◆ Records for the task
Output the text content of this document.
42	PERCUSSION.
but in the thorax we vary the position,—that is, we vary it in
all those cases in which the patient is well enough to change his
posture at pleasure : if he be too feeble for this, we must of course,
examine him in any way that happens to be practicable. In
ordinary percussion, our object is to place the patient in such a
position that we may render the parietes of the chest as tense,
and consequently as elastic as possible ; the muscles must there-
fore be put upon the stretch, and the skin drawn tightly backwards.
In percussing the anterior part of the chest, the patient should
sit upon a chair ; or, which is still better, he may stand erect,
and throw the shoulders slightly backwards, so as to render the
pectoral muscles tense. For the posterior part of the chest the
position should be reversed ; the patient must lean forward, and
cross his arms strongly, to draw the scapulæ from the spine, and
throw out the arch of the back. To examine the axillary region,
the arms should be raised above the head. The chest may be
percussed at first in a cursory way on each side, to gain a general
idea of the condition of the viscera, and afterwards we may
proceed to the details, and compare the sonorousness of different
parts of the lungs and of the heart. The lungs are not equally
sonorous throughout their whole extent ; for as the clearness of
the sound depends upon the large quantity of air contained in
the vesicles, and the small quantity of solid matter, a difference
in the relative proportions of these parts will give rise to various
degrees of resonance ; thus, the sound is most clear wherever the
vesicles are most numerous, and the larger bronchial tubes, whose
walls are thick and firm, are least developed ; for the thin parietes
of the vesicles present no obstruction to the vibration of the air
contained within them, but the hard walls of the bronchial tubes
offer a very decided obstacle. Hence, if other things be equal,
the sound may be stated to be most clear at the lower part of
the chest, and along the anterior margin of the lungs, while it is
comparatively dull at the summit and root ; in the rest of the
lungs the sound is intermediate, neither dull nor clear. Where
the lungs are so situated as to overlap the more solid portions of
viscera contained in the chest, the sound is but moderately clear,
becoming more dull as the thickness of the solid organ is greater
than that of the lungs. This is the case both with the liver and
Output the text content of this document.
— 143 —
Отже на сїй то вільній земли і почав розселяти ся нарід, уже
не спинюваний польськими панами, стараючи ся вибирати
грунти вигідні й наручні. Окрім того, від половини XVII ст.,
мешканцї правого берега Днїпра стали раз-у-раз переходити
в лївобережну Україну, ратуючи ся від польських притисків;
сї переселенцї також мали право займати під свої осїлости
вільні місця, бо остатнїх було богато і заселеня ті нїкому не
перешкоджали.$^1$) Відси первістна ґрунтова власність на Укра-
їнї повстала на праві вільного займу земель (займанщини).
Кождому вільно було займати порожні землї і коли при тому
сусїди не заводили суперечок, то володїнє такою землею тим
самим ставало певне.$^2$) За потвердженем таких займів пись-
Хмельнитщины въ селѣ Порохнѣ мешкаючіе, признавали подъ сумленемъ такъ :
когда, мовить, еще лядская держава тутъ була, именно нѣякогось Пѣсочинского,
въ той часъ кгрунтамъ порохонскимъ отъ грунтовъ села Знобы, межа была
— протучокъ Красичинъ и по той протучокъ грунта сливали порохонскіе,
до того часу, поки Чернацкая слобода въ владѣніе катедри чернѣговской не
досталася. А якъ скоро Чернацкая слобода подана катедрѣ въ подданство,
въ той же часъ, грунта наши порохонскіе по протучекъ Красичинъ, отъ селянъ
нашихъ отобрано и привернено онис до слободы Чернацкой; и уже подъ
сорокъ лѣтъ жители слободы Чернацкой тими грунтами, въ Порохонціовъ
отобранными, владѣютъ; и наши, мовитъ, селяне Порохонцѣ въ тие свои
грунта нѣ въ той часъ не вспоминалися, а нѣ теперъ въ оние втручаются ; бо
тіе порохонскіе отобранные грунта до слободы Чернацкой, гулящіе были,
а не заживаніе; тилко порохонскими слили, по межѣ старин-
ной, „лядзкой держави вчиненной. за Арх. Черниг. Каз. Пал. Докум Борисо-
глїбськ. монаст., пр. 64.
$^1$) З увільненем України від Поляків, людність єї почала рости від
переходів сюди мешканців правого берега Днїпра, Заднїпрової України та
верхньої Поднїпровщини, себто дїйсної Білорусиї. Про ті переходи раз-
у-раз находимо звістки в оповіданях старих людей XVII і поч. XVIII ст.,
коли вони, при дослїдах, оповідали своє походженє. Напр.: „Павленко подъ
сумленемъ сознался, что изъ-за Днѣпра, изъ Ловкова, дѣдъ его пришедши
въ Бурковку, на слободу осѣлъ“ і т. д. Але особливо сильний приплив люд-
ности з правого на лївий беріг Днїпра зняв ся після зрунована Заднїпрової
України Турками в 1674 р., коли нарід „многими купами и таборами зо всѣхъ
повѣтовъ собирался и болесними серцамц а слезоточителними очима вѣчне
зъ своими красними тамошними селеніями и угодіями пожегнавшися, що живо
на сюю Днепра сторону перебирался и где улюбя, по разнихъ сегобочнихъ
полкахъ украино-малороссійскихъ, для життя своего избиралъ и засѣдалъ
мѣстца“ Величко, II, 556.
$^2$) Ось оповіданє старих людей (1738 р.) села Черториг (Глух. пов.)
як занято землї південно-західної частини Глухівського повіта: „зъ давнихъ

◆ Exercise instructions
Copy every single line of the material above that holds "examine".

◆ Response to this task
examine him in any way that happens to be practicable. In
throw out the arch of the back. To examine the axillary region,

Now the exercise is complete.